** begin SUPPLIED DATA **

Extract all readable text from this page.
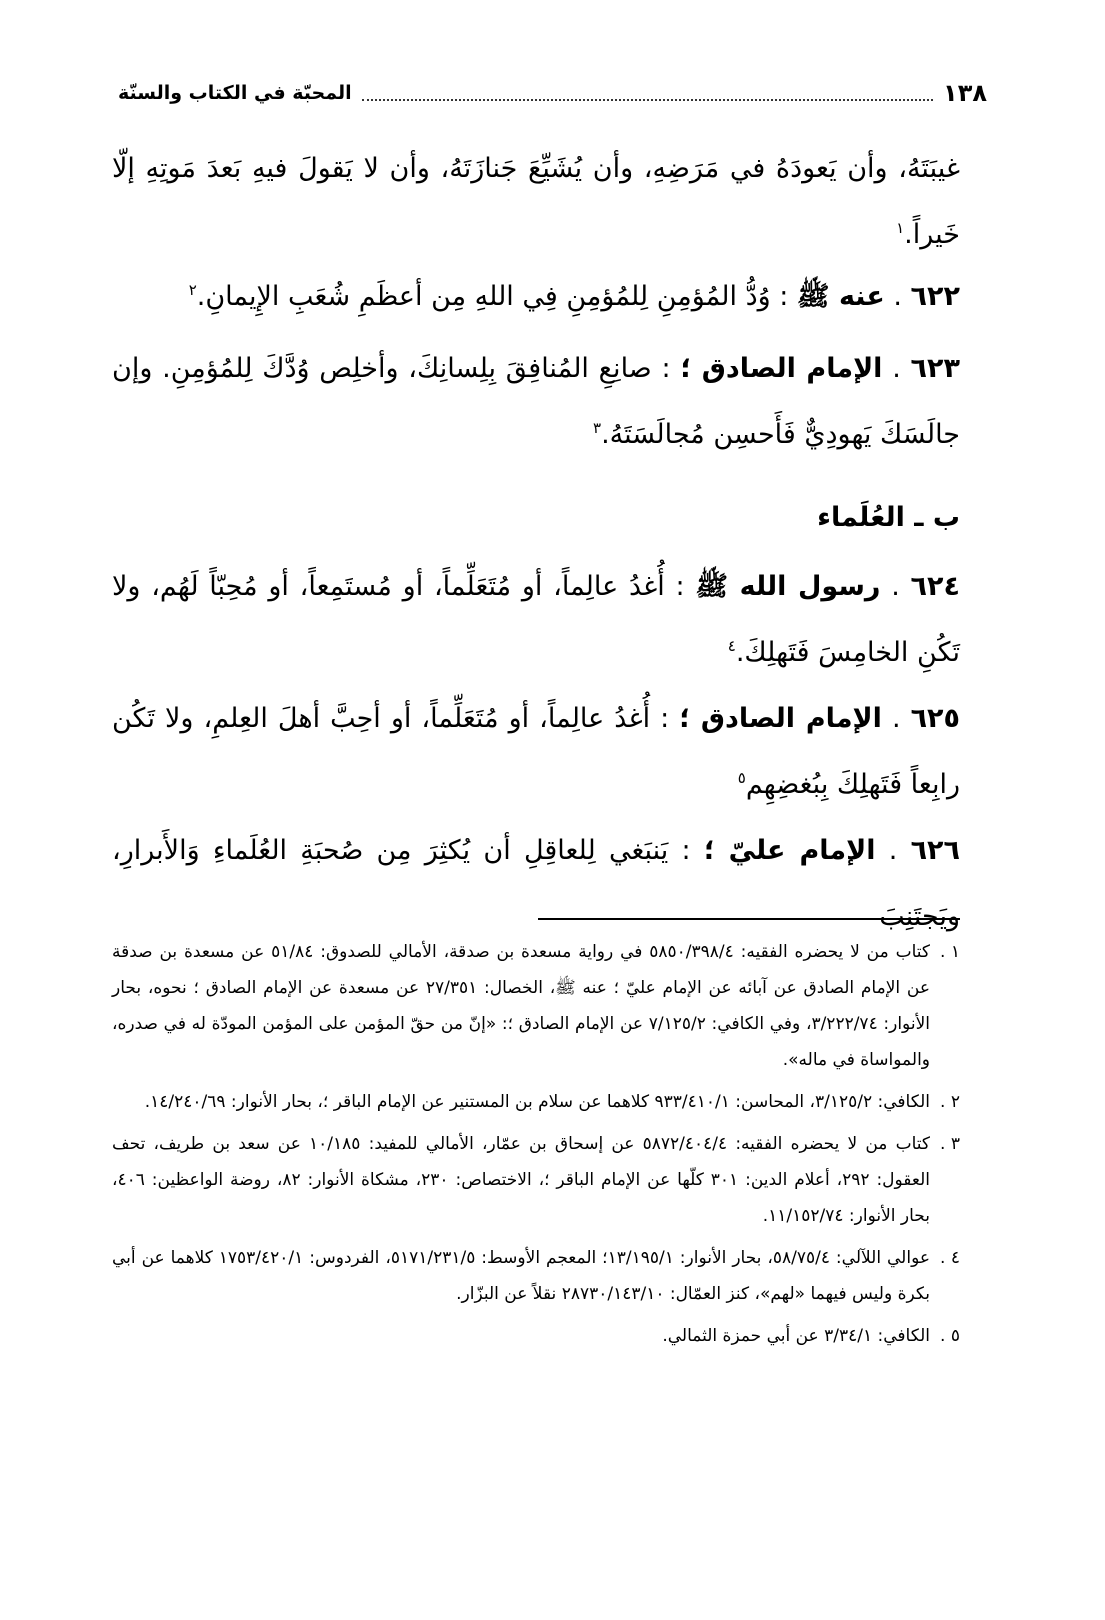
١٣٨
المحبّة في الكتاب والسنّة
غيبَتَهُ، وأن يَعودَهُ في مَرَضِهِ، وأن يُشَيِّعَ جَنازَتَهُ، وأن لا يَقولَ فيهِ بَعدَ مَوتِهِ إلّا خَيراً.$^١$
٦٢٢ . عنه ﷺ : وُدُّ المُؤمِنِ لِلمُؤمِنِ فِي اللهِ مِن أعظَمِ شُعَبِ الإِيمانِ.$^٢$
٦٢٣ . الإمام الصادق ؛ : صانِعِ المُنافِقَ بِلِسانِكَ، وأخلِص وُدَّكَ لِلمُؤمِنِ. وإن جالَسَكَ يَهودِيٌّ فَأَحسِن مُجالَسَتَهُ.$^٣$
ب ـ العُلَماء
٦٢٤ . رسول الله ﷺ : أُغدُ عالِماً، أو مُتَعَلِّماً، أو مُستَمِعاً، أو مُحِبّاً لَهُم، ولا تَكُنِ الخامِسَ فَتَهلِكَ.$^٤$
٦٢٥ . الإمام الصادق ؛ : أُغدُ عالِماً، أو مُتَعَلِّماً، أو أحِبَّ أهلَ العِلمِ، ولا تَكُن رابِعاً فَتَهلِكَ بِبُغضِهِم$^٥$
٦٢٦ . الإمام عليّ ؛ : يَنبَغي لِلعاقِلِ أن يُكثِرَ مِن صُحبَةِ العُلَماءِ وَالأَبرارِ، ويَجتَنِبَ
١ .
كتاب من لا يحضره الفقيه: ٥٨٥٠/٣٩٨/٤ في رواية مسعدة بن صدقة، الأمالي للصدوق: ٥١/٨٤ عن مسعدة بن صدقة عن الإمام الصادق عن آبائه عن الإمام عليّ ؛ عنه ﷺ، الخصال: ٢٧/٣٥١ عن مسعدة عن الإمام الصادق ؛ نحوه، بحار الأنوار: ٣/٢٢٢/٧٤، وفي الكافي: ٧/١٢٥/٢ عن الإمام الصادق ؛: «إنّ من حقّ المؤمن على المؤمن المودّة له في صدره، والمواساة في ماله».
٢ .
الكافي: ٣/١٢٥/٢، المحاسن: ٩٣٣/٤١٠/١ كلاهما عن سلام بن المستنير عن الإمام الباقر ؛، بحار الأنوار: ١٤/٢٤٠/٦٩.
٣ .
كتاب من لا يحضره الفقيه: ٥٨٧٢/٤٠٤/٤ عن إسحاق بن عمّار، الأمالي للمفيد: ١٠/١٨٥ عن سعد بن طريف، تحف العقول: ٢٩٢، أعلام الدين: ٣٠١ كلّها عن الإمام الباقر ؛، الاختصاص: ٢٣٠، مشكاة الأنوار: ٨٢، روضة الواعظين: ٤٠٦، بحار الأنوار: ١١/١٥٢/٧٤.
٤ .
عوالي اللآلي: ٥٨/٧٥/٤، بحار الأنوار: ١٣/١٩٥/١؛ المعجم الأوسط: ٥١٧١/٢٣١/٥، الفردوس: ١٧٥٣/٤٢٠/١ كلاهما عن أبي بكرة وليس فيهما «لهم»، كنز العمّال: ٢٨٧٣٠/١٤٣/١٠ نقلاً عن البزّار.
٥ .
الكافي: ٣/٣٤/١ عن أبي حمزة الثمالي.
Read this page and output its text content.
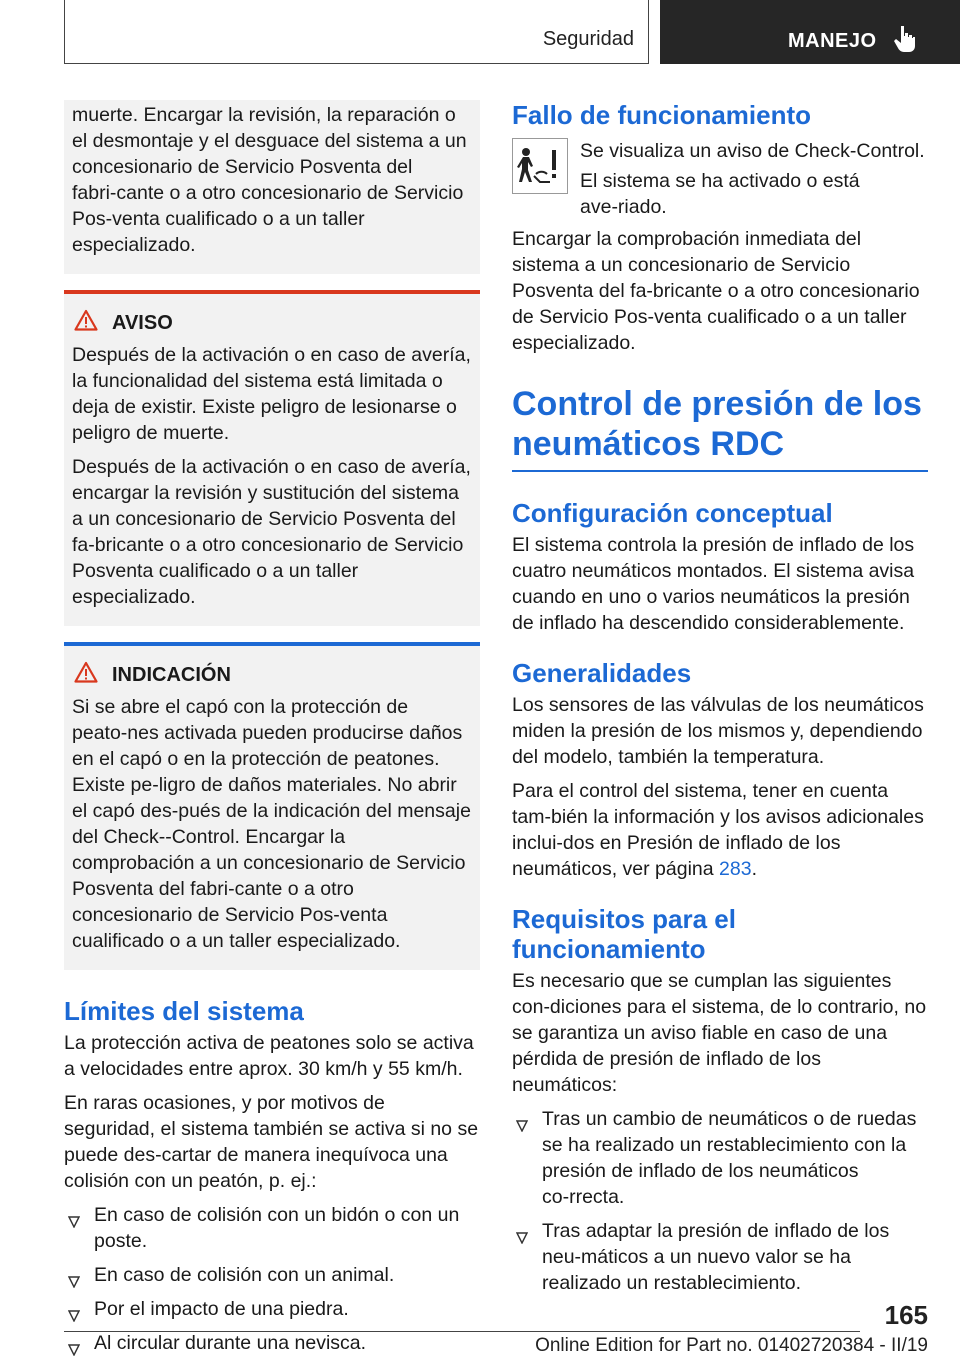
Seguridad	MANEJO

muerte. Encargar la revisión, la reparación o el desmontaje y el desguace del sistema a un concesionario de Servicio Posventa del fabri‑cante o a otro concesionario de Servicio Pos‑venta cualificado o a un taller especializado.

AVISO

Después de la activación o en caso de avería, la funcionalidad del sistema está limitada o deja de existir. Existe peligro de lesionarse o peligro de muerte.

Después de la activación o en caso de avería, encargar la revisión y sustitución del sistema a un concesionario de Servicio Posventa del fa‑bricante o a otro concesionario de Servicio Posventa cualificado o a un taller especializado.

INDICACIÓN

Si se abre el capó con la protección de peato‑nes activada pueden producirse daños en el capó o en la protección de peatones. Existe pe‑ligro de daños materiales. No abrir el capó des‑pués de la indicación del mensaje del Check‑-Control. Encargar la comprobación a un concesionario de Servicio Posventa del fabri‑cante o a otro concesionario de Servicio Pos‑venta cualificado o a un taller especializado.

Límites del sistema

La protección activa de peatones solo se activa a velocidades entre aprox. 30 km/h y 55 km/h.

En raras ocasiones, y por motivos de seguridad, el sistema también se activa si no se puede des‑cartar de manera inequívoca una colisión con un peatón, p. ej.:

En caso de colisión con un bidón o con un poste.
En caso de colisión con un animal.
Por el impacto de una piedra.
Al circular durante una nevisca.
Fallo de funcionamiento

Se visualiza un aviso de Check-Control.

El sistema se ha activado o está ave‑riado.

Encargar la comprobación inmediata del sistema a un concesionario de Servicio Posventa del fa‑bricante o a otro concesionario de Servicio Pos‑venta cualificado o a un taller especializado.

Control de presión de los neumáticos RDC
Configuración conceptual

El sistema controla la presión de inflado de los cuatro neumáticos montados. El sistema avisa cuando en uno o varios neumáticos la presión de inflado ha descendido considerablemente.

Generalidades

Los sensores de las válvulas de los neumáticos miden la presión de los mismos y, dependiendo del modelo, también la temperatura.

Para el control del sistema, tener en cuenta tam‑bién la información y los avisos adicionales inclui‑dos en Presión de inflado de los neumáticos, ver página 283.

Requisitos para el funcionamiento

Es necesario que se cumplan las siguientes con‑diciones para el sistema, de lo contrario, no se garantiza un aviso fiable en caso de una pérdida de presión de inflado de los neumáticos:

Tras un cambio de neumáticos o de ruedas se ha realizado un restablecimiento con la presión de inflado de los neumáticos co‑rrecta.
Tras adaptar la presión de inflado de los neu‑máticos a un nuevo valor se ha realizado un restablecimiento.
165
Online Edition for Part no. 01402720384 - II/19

** end SUPPLIED DATA **

> GOAL
Transcribe the material as is, with images omitted.

> FINAL RESULT
Extract all readable text from this page.
١٣٨
المحبّة في الكتاب والسنّة
غيبَتَهُ، وأن يَعودَهُ في مَرَضِهِ، وأن يُشَيِّعَ جَنازَتَهُ، وأن لا يَقولَ فيهِ بَعدَ مَوتِهِ إلّا خَيراً.$^١$
٦٢٢ . عنه ﷺ : وُدُّ المُؤمِنِ لِلمُؤمِنِ فِي اللهِ مِن أعظَمِ شُعَبِ الإِيمانِ.$^٢$
٦٢٣ . الإمام الصادق ؛ : صانِعِ المُنافِقَ بِلِسانِكَ، وأخلِص وُدَّكَ لِلمُؤمِنِ. وإن جالَسَكَ يَهودِيٌّ فَأَحسِن مُجالَسَتَهُ.$^٣$
ب ـ العُلَماء
٦٢٤ . رسول الله ﷺ : أُغدُ عالِماً، أو مُتَعَلِّماً، أو مُستَمِعاً، أو مُحِبّاً لَهُم، ولا تَكُنِ الخامِسَ فَتَهلِكَ.$^٤$
٦٢٥ . الإمام الصادق ؛ : أُغدُ عالِماً، أو مُتَعَلِّماً، أو أحِبَّ أهلَ العِلمِ، ولا تَكُن رابِعاً فَتَهلِكَ بِبُغضِهِم$^٥$
٦٢٦ . الإمام عليّ ؛ : يَنبَغي لِلعاقِلِ أن يُكثِرَ مِن صُحبَةِ العُلَماءِ وَالأَبرارِ، ويَجتَنِبَ
١ .
كتاب من لا يحضره الفقيه: ٥٨٥٠/٣٩٨/٤ في رواية مسعدة بن صدقة، الأمالي للصدوق: ٥١/٨٤ عن مسعدة بن صدقة عن الإمام الصادق عن آبائه عن الإمام عليّ ؛ عنه ﷺ، الخصال: ٢٧/٣٥١ عن مسعدة عن الإمام الصادق ؛ نحوه، بحار الأنوار: ٣/٢٢٢/٧٤، وفي الكافي: ٧/١٢٥/٢ عن الإمام الصادق ؛: «إنّ من حقّ المؤمن على المؤمن المودّة له في صدره، والمواساة في ماله».
٢ .
الكافي: ٣/١٢٥/٢، المحاسن: ٩٣٣/٤١٠/١ كلاهما عن سلام بن المستنير عن الإمام الباقر ؛، بحار الأنوار: ١٤/٢٤٠/٦٩.
٣ .
كتاب من لا يحضره الفقيه: ٥٨٧٢/٤٠٤/٤ عن إسحاق بن عمّار، الأمالي للمفيد: ١٠/١٨٥ عن سعد بن طريف، تحف العقول: ٢٩٢، أعلام الدين: ٣٠١ كلّها عن الإمام الباقر ؛، الاختصاص: ٢٣٠، مشكاة الأنوار: ٨٢، روضة الواعظين: ٤٠٦، بحار الأنوار: ١١/١٥٢/٧٤.
٤ .
عوالي اللآلي: ٥٨/٧٥/٤، بحار الأنوار: ١٣/١٩٥/١؛ المعجم الأوسط: ٥١٧١/٢٣١/٥، الفردوس: ١٧٥٣/٤٢٠/١ كلاهما عن أبي بكرة وليس فيهما «لهم»، كنز العمّال: ٢٨٧٣٠/١٤٣/١٠ نقلاً عن البزّار.
٥ .
الكافي: ٣/٣٤/١ عن أبي حمزة الثمالي.
Read this page and output its text content.
Seguridad	MANEJO

muerte. Encargar la revisión, la reparación o el desmontaje y el desguace del sistema a un concesionario de Servicio Posventa del fabri‑cante o a otro concesionario de Servicio Pos‑venta cualificado o a un taller especializado.

AVISO

Después de la activación o en caso de avería, la funcionalidad del sistema está limitada o deja de existir. Existe peligro de lesionarse o peligro de muerte.

Después de la activación o en caso de avería, encargar la revisión y sustitución del sistema a un concesionario de Servicio Posventa del fa‑bricante o a otro concesionario de Servicio Posventa cualificado o a un taller especializado.

INDICACIÓN

Si se abre el capó con la protección de peato‑nes activada pueden producirse daños en el capó o en la protección de peatones. Existe pe‑ligro de daños materiales. No abrir el capó des‑pués de la indicación del mensaje del Check‑-Control. Encargar la comprobación a un concesionario de Servicio Posventa del fabri‑cante o a otro concesionario de Servicio Pos‑venta cualificado o a un taller especializado.

Límites del sistema

La protección activa de peatones solo se activa a velocidades entre aprox. 30 km/h y 55 km/h.

En raras ocasiones, y por motivos de seguridad, el sistema también se activa si no se puede des‑cartar de manera inequívoca una colisión con un peatón, p. ej.:

En caso de colisión con un bidón o con un poste.
En caso de colisión con un animal.
Por el impacto de una piedra.
Al circular durante una nevisca.
Fallo de funcionamiento

Se visualiza un aviso de Check-Control.

El sistema se ha activado o está ave‑riado.

Encargar la comprobación inmediata del sistema a un concesionario de Servicio Posventa del fa‑bricante o a otro concesionario de Servicio Pos‑venta cualificado o a un taller especializado.

Control de presión de los neumáticos RDC
Configuración conceptual

El sistema controla la presión de inflado de los cuatro neumáticos montados. El sistema avisa cuando en uno o varios neumáticos la presión de inflado ha descendido considerablemente.

Generalidades

Los sensores de las válvulas de los neumáticos miden la presión de los mismos y, dependiendo del modelo, también la temperatura.

Para el control del sistema, tener en cuenta tam‑bién la información y los avisos adicionales inclui‑dos en Presión de inflado de los neumáticos, ver página 283.

Requisitos para el funcionamiento

Es necesario que se cumplan las siguientes con‑diciones para el sistema, de lo contrario, no se garantiza un aviso fiable en caso de una pérdida de presión de inflado de los neumáticos:

Tras un cambio de neumáticos o de ruedas se ha realizado un restablecimiento con la presión de inflado de los neumáticos co‑rrecta.
Tras adaptar la presión de inflado de los neu‑máticos a un nuevo valor se ha realizado un restablecimiento.
165
Online Edition for Part no. 01402720384 - II/19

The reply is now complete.